*** RECORDS SHOWN ***

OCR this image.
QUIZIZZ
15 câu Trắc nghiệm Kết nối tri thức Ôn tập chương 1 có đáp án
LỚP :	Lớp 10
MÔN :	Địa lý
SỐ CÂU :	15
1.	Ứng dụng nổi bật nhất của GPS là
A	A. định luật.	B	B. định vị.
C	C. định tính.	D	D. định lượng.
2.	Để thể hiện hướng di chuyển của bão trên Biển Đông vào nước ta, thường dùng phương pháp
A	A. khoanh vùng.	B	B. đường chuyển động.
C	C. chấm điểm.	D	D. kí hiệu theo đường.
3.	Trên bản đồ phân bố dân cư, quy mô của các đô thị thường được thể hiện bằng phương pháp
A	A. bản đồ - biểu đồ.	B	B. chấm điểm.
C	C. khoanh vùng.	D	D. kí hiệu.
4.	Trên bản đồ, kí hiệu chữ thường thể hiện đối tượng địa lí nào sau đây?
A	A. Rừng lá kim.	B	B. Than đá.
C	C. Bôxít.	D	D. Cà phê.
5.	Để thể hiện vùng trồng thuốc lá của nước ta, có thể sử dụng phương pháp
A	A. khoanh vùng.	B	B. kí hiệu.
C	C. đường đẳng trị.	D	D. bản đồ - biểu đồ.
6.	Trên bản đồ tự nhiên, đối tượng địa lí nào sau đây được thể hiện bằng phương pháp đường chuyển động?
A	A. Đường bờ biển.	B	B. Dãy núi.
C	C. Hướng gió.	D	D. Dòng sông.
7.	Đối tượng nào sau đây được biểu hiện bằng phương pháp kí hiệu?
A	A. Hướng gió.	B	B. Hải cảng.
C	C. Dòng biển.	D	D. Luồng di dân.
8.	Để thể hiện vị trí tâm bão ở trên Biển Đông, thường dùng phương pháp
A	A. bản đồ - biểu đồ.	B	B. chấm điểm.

***

> WRITTEN TASK: Copy every line of the records above that holds the word "pháp".

> RESULT FOR THIS TASK:
2.	Để thể hiện hướng di chuyển của bão trên Biển Đông vào nước ta, thường dùng phương pháp
3.	Trên bản đồ phân bố dân cư, quy mô của các đô thị thường được thể hiện bằng phương pháp
5.	Để thể hiện vùng trồng thuốc lá của nước ta, có thể sử dụng phương pháp
6.	Trên bản đồ tự nhiên, đối tượng địa lí nào sau đây được thể hiện bằng phương pháp đường chuyển động?
7.	Đối tượng nào sau đây được biểu hiện bằng phương pháp kí hiệu?
8.	Để thể hiện vị trí tâm bão ở trên Biển Đông, thường dùng phương pháp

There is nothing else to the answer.